• [Problem description]: Write the material out again exactly.

(Records)
────────

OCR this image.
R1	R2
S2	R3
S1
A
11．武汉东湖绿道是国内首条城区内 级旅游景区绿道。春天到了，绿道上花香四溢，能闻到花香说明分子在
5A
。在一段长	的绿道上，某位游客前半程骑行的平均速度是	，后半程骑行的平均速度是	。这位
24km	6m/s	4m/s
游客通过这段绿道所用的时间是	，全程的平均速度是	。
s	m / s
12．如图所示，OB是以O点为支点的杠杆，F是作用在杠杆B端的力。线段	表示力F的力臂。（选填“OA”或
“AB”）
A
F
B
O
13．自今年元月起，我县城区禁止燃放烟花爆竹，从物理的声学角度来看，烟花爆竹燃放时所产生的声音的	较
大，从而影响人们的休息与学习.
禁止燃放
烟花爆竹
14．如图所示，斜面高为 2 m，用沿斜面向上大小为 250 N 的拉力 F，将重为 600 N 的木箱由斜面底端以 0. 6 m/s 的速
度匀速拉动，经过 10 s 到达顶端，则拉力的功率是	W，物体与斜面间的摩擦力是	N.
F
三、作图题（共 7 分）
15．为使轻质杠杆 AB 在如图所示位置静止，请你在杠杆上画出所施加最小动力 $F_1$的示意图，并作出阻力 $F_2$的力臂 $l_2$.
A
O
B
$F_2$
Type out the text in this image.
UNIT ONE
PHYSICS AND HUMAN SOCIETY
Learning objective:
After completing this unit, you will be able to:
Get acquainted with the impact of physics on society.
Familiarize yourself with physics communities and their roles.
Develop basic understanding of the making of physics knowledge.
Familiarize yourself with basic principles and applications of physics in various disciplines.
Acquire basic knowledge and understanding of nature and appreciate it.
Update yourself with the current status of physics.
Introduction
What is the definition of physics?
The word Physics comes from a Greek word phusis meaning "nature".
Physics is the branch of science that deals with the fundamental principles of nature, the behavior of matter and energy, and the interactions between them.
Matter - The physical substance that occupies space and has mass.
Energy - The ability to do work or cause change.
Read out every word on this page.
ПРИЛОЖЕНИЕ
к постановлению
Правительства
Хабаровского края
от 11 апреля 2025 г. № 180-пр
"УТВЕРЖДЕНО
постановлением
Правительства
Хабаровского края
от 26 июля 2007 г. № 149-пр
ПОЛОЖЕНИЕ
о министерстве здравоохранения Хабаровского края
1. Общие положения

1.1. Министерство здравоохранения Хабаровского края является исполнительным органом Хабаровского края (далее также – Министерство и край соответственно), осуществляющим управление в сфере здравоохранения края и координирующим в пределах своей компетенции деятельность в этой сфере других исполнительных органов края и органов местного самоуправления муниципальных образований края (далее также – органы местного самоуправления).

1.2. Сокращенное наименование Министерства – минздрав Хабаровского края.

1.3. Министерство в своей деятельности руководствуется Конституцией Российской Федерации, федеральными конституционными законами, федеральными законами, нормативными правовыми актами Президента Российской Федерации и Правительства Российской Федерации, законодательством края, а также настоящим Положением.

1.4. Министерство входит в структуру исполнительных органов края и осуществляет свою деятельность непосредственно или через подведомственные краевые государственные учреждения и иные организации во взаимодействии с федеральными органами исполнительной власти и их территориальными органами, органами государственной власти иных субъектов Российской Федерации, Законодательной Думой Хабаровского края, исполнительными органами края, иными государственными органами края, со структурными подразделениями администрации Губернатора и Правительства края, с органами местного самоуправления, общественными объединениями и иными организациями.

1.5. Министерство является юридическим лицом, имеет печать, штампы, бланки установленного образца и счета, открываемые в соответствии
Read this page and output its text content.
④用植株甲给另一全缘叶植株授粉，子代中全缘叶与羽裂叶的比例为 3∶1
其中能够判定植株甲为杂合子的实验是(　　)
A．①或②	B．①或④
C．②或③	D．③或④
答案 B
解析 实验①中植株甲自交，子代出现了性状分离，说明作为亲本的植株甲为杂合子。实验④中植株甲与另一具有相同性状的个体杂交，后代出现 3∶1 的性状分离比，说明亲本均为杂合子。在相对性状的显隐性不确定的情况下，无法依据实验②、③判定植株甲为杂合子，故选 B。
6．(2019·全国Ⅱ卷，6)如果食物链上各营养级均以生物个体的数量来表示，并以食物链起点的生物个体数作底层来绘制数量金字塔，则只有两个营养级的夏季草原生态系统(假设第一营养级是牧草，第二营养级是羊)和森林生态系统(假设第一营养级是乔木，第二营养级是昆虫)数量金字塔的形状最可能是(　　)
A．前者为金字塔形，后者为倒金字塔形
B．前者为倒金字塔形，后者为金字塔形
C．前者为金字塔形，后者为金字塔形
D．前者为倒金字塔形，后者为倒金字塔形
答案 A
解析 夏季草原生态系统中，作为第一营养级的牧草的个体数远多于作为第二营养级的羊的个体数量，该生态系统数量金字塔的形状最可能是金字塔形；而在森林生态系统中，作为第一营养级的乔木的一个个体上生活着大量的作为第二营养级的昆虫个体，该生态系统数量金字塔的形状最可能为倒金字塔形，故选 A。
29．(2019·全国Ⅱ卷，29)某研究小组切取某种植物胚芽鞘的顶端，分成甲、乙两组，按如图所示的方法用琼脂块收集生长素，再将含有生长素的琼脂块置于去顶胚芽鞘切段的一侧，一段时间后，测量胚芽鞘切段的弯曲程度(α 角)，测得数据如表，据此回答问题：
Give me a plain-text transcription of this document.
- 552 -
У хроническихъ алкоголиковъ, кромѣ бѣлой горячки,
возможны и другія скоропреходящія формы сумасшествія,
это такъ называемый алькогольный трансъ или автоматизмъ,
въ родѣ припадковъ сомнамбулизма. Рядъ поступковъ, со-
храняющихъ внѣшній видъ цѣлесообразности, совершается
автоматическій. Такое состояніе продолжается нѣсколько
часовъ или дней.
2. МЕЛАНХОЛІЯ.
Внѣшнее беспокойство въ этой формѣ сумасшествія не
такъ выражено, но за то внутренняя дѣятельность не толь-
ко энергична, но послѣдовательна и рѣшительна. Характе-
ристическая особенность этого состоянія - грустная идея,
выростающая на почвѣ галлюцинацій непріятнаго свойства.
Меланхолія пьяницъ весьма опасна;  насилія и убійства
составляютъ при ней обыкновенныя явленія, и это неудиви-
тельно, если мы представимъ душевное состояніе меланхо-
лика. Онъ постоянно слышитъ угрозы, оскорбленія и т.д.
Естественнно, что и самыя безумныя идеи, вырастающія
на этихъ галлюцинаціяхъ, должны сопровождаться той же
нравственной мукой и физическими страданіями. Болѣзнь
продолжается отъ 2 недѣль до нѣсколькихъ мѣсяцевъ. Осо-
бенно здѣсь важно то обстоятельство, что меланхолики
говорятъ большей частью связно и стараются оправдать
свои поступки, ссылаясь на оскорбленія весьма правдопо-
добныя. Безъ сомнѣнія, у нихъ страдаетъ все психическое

────────

• [Answer to this exercise]:
OCR this image.
R1	R2
S2	R3
S1
A
11．武汉东湖绿道是国内首条城区内 级旅游景区绿道。春天到了，绿道上花香四溢，能闻到花香说明分子在
5A
。在一段长	的绿道上，某位游客前半程骑行的平均速度是	，后半程骑行的平均速度是	。这位
24km	6m/s	4m/s
游客通过这段绿道所用的时间是	，全程的平均速度是	。
s	m / s
12．如图所示，OB是以O点为支点的杠杆，F是作用在杠杆B端的力。线段	表示力F的力臂。（选填“OA”或
“AB”）
A
F
B
O
13．自今年元月起，我县城区禁止燃放烟花爆竹，从物理的声学角度来看，烟花爆竹燃放时所产生的声音的	较
大，从而影响人们的休息与学习.
禁止燃放
烟花爆竹
14．如图所示，斜面高为 2 m，用沿斜面向上大小为 250 N 的拉力 F，将重为 600 N 的木箱由斜面底端以 0. 6 m/s 的速
度匀速拉动，经过 10 s 到达顶端，则拉力的功率是	W，物体与斜面间的摩擦力是	N.
F
三、作图题（共 7 分）
15．为使轻质杠杆 AB 在如图所示位置静止，请你在杠杆上画出所施加最小动力 $F_1$的示意图，并作出阻力 $F_2$的力臂 $l_2$.
A
O
B
$F_2$
Type out the text in this image.
UNIT ONE
PHYSICS AND HUMAN SOCIETY
Learning objective:
After completing this unit, you will be able to:
Get acquainted with the impact of physics on society.
Familiarize yourself with physics communities and their roles.
Develop basic understanding of the making of physics knowledge.
Familiarize yourself with basic principles and applications of physics in various disciplines.
Acquire basic knowledge and understanding of nature and appreciate it.
Update yourself with the current status of physics.
Introduction
What is the definition of physics?
The word Physics comes from a Greek word phusis meaning "nature".
Physics is the branch of science that deals with the fundamental principles of nature, the behavior of matter and energy, and the interactions between them.
Matter - The physical substance that occupies space and has mass.
Energy - The ability to do work or cause change.
Read out every word on this page.
ПРИЛОЖЕНИЕ
к постановлению
Правительства
Хабаровского края
от 11 апреля 2025 г. № 180-пр
"УТВЕРЖДЕНО
постановлением
Правительства
Хабаровского края
от 26 июля 2007 г. № 149-пр
ПОЛОЖЕНИЕ
о министерстве здравоохранения Хабаровского края
1. Общие положения

1.1. Министерство здравоохранения Хабаровского края является исполнительным органом Хабаровского края (далее также – Министерство и край соответственно), осуществляющим управление в сфере здравоохранения края и координирующим в пределах своей компетенции деятельность в этой сфере других исполнительных органов края и органов местного самоуправления муниципальных образований края (далее также – органы местного самоуправления).

1.2. Сокращенное наименование Министерства – минздрав Хабаровского края.

1.3. Министерство в своей деятельности руководствуется Конституцией Российской Федерации, федеральными конституционными законами, федеральными законами, нормативными правовыми актами Президента Российской Федерации и Правительства Российской Федерации, законодательством края, а также настоящим Положением.

1.4. Министерство входит в структуру исполнительных органов края и осуществляет свою деятельность непосредственно или через подведомственные краевые государственные учреждения и иные организации во взаимодействии с федеральными органами исполнительной власти и их территориальными органами, органами государственной власти иных субъектов Российской Федерации, Законодательной Думой Хабаровского края, исполнительными органами края, иными государственными органами края, со структурными подразделениями администрации Губернатора и Правительства края, с органами местного самоуправления, общественными объединениями и иными организациями.

1.5. Министерство является юридическим лицом, имеет печать, штампы, бланки установленного образца и счета, открываемые в соответствии
Read this page and output its text content.
④用植株甲给另一全缘叶植株授粉，子代中全缘叶与羽裂叶的比例为 3∶1
其中能够判定植株甲为杂合子的实验是(　　)
A．①或②	B．①或④
C．②或③	D．③或④
答案 B
解析 实验①中植株甲自交，子代出现了性状分离，说明作为亲本的植株甲为杂合子。实验④中植株甲与另一具有相同性状的个体杂交，后代出现 3∶1 的性状分离比，说明亲本均为杂合子。在相对性状的显隐性不确定的情况下，无法依据实验②、③判定植株甲为杂合子，故选 B。
6．(2019·全国Ⅱ卷，6)如果食物链上各营养级均以生物个体的数量来表示，并以食物链起点的生物个体数作底层来绘制数量金字塔，则只有两个营养级的夏季草原生态系统(假设第一营养级是牧草，第二营养级是羊)和森林生态系统(假设第一营养级是乔木，第二营养级是昆虫)数量金字塔的形状最可能是(　　)
A．前者为金字塔形，后者为倒金字塔形
B．前者为倒金字塔形，后者为金字塔形
C．前者为金字塔形，后者为金字塔形
D．前者为倒金字塔形，后者为倒金字塔形
答案 A
解析 夏季草原生态系统中，作为第一营养级的牧草的个体数远多于作为第二营养级的羊的个体数量，该生态系统数量金字塔的形状最可能是金字塔形；而在森林生态系统中，作为第一营养级的乔木的一个个体上生活着大量的作为第二营养级的昆虫个体，该生态系统数量金字塔的形状最可能为倒金字塔形，故选 A。
29．(2019·全国Ⅱ卷，29)某研究小组切取某种植物胚芽鞘的顶端，分成甲、乙两组，按如图所示的方法用琼脂块收集生长素，再将含有生长素的琼脂块置于去顶胚芽鞘切段的一侧，一段时间后，测量胚芽鞘切段的弯曲程度(α 角)，测得数据如表，据此回答问题：
Give me a plain-text transcription of this document.
- 552 -
У хроническихъ алкоголиковъ, кромѣ бѣлой горячки,
возможны и другія скоропреходящія формы сумасшествія,
это такъ называемый алькогольный трансъ или автоматизмъ,
въ родѣ припадковъ сомнамбулизма. Рядъ поступковъ, со-
храняющихъ внѣшній видъ цѣлесообразности, совершается
автоматическій. Такое состояніе продолжается нѣсколько
часовъ или дней.
2. МЕЛАНХОЛІЯ.
Внѣшнее беспокойство въ этой формѣ сумасшествія не
такъ выражено, но за то внутренняя дѣятельность не толь-
ко энергична, но послѣдовательна и рѣшительна. Характе-
ристическая особенность этого состоянія - грустная идея,
выростающая на почвѣ галлюцинацій непріятнаго свойства.
Меланхолія пьяницъ весьма опасна;  насилія и убійства
составляютъ при ней обыкновенныя явленія, и это неудиви-
тельно, если мы представимъ душевное состояніе меланхо-
лика. Онъ постоянно слышитъ угрозы, оскорбленія и т.д.
Естественнно, что и самыя безумныя идеи, вырастающія
на этихъ галлюцинаціяхъ, должны сопровождаться той же
нравственной мукой и физическими страданіями. Болѣзнь
продолжается отъ 2 недѣль до нѣсколькихъ мѣсяцевъ. Осо-
бенно здѣсь важно то обстоятельство, что меланхолики
говорятъ большей частью связно и стараются оправдать
свои поступки, ссылаясь на оскорбленія весьма правдопо-
добныя. Безъ сомнѣнія, у нихъ страдаетъ все психическое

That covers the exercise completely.